# 版面标注记录
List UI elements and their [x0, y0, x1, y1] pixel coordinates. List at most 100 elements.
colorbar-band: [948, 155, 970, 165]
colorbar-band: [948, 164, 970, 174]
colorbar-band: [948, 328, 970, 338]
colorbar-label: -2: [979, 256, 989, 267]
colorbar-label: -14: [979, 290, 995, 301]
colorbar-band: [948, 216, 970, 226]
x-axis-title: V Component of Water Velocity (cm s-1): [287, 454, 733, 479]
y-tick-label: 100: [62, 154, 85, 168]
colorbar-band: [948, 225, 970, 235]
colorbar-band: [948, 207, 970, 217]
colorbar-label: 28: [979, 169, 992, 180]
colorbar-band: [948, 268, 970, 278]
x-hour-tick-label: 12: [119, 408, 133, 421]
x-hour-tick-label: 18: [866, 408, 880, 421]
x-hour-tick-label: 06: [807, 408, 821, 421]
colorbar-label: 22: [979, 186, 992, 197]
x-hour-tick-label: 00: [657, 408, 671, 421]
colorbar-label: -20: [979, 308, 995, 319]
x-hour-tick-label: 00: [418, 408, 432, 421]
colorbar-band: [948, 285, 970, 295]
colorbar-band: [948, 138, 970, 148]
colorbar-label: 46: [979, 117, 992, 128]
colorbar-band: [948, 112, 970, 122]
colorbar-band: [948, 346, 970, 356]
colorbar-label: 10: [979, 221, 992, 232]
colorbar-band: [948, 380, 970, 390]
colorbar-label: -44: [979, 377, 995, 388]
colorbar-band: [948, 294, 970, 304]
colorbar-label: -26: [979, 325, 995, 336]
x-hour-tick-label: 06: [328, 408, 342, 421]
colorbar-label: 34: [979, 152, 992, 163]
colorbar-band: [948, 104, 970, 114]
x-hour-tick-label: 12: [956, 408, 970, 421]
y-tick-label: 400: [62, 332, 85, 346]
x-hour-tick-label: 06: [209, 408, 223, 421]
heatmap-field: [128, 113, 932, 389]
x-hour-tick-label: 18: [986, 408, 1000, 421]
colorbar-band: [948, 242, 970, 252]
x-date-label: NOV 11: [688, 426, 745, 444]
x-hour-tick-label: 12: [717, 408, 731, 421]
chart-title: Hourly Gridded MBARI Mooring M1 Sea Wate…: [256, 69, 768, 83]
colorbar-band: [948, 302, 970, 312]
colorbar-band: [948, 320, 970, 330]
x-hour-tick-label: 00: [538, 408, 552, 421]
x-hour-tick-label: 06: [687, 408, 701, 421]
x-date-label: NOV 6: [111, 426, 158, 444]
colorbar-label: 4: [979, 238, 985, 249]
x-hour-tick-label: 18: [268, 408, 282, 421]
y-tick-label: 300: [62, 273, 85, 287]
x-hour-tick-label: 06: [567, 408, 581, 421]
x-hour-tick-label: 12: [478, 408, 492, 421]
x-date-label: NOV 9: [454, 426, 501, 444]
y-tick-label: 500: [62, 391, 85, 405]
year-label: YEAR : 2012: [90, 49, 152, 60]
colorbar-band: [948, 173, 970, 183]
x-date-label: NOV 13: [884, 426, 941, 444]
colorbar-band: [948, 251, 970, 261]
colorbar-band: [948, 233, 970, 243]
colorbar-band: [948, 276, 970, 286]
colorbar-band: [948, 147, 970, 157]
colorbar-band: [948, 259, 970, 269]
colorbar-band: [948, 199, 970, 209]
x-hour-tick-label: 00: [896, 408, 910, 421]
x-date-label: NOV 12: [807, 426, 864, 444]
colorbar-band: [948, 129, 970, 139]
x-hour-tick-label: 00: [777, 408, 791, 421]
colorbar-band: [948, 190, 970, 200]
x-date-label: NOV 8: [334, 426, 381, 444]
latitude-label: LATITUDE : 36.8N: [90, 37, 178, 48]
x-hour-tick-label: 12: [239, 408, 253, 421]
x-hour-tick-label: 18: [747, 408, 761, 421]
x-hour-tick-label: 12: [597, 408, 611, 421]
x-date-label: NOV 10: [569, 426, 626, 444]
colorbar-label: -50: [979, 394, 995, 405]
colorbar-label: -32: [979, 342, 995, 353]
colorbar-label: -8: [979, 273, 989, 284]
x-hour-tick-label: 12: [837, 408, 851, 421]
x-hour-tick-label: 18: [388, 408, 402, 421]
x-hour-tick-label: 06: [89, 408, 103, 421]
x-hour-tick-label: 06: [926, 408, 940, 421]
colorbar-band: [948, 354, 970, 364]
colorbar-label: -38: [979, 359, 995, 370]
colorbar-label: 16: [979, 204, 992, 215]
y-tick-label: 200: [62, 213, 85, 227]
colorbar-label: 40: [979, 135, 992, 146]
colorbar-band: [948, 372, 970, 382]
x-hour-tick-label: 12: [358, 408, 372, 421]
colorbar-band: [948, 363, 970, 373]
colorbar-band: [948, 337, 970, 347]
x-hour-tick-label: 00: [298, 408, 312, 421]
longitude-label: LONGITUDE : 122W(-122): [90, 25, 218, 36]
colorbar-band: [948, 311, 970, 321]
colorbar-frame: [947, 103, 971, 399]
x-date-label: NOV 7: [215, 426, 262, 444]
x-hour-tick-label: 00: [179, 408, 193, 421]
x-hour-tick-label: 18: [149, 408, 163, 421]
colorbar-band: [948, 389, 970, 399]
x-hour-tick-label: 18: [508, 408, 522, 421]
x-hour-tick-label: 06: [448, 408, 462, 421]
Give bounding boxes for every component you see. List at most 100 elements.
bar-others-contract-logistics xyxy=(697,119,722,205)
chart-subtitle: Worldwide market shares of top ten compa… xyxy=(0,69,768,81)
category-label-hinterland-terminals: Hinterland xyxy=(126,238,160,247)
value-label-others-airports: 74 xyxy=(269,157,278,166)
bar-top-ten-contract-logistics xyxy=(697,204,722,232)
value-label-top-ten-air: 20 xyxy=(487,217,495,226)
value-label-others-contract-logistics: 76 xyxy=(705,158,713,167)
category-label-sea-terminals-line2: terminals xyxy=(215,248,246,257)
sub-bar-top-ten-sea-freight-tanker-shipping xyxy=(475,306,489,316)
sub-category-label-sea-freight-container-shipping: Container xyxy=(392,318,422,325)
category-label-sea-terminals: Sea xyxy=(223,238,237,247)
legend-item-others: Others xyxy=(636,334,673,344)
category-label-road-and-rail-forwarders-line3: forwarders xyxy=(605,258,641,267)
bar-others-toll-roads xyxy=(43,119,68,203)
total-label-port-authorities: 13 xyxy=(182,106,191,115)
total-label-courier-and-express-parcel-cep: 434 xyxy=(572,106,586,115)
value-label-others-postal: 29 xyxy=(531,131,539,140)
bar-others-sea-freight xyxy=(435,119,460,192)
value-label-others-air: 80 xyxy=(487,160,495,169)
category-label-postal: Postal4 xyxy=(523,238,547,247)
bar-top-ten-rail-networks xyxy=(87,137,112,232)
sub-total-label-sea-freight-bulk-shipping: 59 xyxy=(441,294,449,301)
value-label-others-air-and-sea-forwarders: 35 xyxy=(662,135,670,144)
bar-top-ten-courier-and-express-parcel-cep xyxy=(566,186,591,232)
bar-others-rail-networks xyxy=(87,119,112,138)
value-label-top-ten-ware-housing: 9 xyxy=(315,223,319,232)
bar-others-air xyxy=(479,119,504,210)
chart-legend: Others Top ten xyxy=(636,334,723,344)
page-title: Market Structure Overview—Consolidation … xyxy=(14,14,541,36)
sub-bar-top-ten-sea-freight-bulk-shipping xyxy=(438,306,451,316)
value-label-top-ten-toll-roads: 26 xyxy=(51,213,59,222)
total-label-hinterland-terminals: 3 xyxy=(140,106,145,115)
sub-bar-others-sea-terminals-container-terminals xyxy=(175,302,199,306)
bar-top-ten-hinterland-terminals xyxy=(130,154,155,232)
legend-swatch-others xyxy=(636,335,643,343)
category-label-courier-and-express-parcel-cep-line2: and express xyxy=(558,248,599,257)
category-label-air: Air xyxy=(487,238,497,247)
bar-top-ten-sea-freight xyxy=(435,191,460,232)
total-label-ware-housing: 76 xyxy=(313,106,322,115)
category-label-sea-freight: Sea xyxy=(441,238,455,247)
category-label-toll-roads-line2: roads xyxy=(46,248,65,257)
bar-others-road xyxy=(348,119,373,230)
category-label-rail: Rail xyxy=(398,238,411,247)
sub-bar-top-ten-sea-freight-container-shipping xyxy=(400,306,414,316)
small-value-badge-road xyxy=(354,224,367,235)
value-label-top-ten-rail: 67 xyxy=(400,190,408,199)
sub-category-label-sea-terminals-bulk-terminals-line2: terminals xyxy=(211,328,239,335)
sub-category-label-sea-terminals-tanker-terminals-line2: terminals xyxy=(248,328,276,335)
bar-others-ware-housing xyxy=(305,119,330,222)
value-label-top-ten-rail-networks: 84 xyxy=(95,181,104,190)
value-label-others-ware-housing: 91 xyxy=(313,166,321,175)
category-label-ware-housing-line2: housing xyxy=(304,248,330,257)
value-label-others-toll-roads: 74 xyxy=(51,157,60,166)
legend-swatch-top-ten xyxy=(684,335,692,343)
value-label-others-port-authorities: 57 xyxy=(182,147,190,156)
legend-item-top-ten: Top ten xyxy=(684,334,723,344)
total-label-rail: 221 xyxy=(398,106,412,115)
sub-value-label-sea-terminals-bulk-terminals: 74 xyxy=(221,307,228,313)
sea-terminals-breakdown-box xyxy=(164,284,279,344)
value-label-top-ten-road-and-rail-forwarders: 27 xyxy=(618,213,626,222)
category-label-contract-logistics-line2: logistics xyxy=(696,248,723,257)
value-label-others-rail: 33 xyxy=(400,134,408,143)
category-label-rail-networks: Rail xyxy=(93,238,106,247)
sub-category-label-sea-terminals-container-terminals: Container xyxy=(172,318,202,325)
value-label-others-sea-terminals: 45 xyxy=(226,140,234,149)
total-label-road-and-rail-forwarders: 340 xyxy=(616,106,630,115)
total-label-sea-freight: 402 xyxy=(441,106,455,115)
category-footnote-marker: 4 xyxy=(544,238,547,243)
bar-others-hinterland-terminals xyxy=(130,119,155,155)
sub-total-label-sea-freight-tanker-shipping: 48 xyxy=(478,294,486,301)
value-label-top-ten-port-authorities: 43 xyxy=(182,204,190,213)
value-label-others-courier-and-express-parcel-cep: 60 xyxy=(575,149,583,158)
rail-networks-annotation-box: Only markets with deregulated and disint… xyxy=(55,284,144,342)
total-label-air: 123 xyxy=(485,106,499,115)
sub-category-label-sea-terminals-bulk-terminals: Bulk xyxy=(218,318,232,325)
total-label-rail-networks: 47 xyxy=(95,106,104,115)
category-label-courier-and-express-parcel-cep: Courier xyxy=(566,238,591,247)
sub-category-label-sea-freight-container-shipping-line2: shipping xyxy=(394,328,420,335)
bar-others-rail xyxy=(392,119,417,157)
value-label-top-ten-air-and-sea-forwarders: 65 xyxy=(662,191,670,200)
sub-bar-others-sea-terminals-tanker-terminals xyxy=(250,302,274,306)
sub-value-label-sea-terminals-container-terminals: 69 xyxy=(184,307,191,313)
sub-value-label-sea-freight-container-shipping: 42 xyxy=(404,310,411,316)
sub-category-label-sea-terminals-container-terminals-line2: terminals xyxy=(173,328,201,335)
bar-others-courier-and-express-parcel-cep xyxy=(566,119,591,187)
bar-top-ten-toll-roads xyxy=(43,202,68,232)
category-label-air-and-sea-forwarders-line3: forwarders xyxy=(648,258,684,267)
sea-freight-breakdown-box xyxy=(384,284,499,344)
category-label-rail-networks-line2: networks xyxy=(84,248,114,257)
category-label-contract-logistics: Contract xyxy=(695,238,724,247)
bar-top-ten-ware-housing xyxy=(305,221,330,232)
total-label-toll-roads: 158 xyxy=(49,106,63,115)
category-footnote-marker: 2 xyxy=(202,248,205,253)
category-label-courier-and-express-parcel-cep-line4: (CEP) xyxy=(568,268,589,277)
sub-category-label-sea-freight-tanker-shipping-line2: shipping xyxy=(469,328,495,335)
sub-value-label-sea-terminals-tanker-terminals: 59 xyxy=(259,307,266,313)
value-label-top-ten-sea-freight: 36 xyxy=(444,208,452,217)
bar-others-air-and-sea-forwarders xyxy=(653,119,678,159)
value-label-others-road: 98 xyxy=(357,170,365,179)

# 布置任务
将记录从第一行起一直到包含“x-date-label: NOV 11: [688, 426, 745, 444]”的那一行为止（含该行）的所有行输出为JSON字符串列表，每行对应一个字符串，空行不计。

# 最终答案
[
  "List UI elements and their [x0, y0, x1, y1] pixel coordinates. List at most 100 elements.",
  "colorbar-band: [948, 155, 970, 165]",
  "colorbar-band: [948, 164, 970, 174]",
  "colorbar-band: [948, 328, 970, 338]",
  "colorbar-label: -2: [979, 256, 989, 267]",
  "colorbar-label: -14: [979, 290, 995, 301]",
  "colorbar-band: [948, 216, 970, 226]",
  "x-axis-title: V Component of Water Velocity (cm s-1): [287, 454, 733, 479]",
  "y-tick-label: 100: [62, 154, 85, 168]",
  "colorbar-band: [948, 225, 970, 235]",
  "colorbar-band: [948, 207, 970, 217]",
  "colorbar-label: 28: [979, 169, 992, 180]",
  "colorbar-band: [948, 268, 970, 278]",
  "x-hour-tick-label: 12: [119, 408, 133, 421]",
  "x-hour-tick-label: 18: [866, 408, 880, 421]",
  "x-hour-tick-label: 06: [807, 408, 821, 421]",
  "colorbar-label: 22: [979, 186, 992, 197]",
  "x-hour-tick-label: 00: [657, 408, 671, 421]",
  "colorbar-label: -20: [979, 308, 995, 319]",
  "x-hour-tick-label: 00: [418, 408, 432, 421]",
  "colorbar-band: [948, 285, 970, 295]",
  "colorbar-band: [948, 138, 970, 148]",
  "colorbar-label: 46: [979, 117, 992, 128]",
  "colorbar-band: [948, 112, 970, 122]",
  "colorbar-band: [948, 346, 970, 356]",
  "colorbar-label: 10: [979, 221, 992, 232]",
  "colorbar-band: [948, 380, 970, 390]",
  "colorbar-label: -44: [979, 377, 995, 388]",
  "colorbar-band: [948, 294, 970, 304]",
  "colorbar-label: -26: [979, 325, 995, 336]",
  "x-hour-tick-label: 06: [328, 408, 342, 421]",
  "colorbar-label: 34: [979, 152, 992, 163]",
  "colorbar-band: [948, 104, 970, 114]",
  "x-hour-tick-label: 12: [956, 408, 970, 421]",
  "y-tick-label: 400: [62, 332, 85, 346]",
  "x-hour-tick-label: 06: [209, 408, 223, 421]",
  "heatmap-field: [128, 113, 932, 389]",
  "x-hour-tick-label: 18: [986, 408, 1000, 421]",
  "colorbar-band: [948, 242, 970, 252]",
  "x-date-label: NOV 11: [688, 426, 745, 444]"
]